-------- SOURCE INFORMATION
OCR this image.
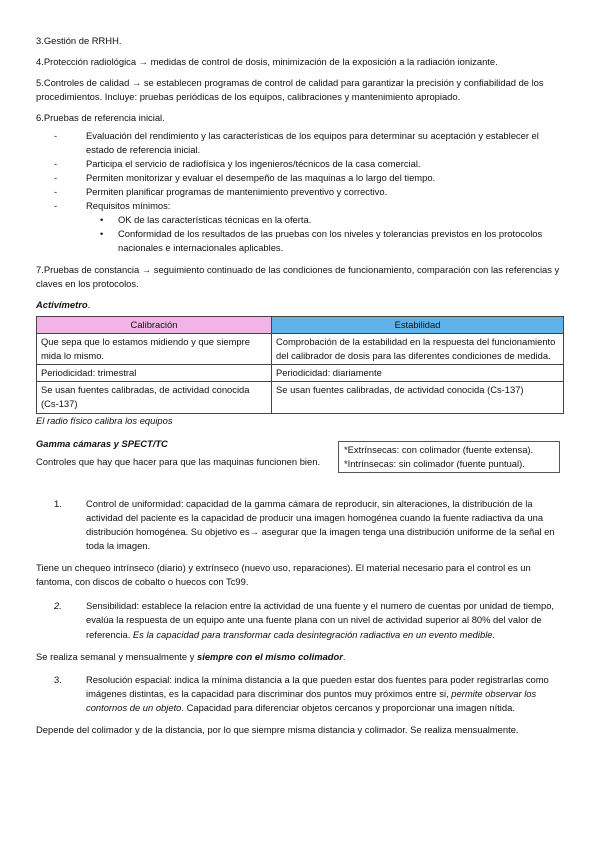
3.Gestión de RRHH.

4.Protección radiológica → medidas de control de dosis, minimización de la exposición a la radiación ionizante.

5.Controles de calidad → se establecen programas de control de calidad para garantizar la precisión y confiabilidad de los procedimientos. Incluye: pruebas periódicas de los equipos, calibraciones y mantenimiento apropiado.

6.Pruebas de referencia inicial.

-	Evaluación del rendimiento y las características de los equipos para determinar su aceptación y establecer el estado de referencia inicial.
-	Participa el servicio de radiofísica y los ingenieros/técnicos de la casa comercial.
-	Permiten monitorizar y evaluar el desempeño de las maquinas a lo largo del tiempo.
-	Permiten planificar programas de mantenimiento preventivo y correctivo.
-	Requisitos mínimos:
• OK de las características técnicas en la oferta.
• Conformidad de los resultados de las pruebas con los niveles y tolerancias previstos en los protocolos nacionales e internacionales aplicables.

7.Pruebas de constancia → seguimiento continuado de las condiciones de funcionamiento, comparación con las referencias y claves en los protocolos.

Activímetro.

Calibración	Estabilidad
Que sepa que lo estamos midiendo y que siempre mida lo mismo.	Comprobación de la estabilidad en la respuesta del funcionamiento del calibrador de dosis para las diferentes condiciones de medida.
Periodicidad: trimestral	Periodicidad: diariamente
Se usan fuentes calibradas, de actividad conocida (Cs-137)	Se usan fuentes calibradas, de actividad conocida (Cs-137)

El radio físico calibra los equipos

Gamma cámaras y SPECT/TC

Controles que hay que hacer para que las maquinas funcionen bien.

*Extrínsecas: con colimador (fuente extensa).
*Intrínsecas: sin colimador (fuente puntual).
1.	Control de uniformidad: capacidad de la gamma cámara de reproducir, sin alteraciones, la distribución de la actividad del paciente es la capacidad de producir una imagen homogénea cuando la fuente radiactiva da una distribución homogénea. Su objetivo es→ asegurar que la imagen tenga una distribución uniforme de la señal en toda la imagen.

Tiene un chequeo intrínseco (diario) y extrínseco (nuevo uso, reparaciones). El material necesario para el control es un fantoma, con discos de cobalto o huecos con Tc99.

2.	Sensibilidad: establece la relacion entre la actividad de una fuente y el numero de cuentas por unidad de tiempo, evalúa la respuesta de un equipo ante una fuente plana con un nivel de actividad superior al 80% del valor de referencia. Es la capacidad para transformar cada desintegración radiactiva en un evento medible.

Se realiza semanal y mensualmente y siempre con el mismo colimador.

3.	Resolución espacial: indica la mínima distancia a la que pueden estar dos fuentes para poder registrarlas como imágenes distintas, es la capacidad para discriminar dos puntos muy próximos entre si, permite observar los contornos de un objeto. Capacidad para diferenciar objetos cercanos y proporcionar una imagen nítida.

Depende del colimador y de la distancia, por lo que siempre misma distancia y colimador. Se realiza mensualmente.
----------------
-------- SOURCE INFORMATION
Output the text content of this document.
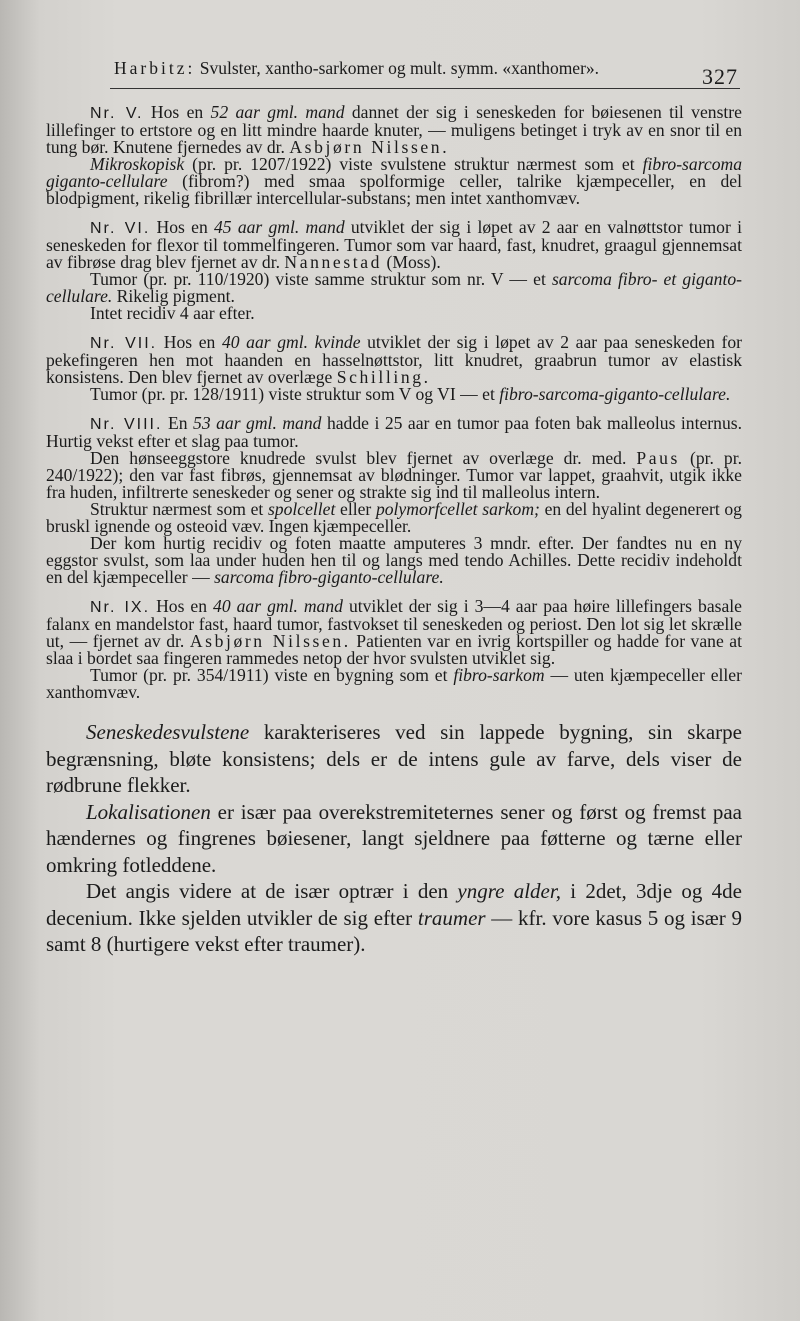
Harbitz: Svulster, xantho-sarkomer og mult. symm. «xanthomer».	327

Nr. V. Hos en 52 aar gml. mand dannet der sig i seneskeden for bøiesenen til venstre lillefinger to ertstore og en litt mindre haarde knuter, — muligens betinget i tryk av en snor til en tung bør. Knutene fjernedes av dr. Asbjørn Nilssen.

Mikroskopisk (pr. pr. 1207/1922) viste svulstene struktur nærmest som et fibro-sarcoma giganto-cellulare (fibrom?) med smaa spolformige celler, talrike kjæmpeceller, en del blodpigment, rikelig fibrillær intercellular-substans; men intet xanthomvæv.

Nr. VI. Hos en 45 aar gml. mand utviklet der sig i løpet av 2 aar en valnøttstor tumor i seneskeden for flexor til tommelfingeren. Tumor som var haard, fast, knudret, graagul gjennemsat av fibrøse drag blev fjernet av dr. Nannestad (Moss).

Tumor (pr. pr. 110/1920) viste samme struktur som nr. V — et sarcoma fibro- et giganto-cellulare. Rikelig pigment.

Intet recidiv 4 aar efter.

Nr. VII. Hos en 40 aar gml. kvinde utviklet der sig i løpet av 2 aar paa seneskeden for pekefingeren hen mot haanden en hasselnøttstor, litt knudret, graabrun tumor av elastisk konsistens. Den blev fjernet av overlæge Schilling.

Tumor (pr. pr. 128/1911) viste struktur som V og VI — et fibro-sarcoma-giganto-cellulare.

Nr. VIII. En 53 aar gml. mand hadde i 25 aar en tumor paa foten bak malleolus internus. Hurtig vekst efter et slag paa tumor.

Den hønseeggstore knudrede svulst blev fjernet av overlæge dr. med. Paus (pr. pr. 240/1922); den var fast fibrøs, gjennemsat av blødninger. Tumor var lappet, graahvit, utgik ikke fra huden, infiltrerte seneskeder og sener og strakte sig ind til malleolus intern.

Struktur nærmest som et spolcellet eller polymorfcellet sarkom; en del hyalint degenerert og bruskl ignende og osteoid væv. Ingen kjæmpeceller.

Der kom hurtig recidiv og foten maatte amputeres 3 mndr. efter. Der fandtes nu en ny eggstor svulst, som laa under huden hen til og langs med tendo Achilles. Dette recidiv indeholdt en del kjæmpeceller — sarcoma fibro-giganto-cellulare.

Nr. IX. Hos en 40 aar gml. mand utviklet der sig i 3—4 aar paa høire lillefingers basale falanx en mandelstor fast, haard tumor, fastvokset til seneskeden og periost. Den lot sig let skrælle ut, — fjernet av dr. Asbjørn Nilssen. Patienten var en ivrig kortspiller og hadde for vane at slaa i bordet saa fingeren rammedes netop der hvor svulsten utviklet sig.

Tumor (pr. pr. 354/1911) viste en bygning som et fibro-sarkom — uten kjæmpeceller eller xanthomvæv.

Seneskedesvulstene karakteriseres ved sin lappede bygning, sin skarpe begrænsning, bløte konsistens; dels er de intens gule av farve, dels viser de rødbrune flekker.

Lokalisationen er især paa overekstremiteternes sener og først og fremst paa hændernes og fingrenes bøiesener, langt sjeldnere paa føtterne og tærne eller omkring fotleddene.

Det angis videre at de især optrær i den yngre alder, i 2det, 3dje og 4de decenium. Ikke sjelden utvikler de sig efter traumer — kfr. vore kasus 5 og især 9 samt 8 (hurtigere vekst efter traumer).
----------------
Read through the entries, then copy every line where the string "viste" is found.

» EXERCISE ANSWER:
Mikroskopisk (pr. pr. 1207/1922) viste svulstene struktur nærmest som et fibro-sarcoma giganto-cellulare (fibrom?) med smaa spolformige celler, talrike kjæmpeceller, en del blodpigment, rikelig fibrillær intercellular-substans; men intet xanthomvæv.
Tumor (pr. pr. 110/1920) viste samme struktur som nr. V — et sarcoma fibro- et giganto-cellulare. Rikelig pigment.
Tumor (pr. pr. 128/1911) viste struktur som V og VI — et fibro-sarcoma-giganto-cellulare.
Tumor (pr. pr. 354/1911) viste en bygning som et fibro-sarkom — uten kjæmpeceller eller xanthomvæv.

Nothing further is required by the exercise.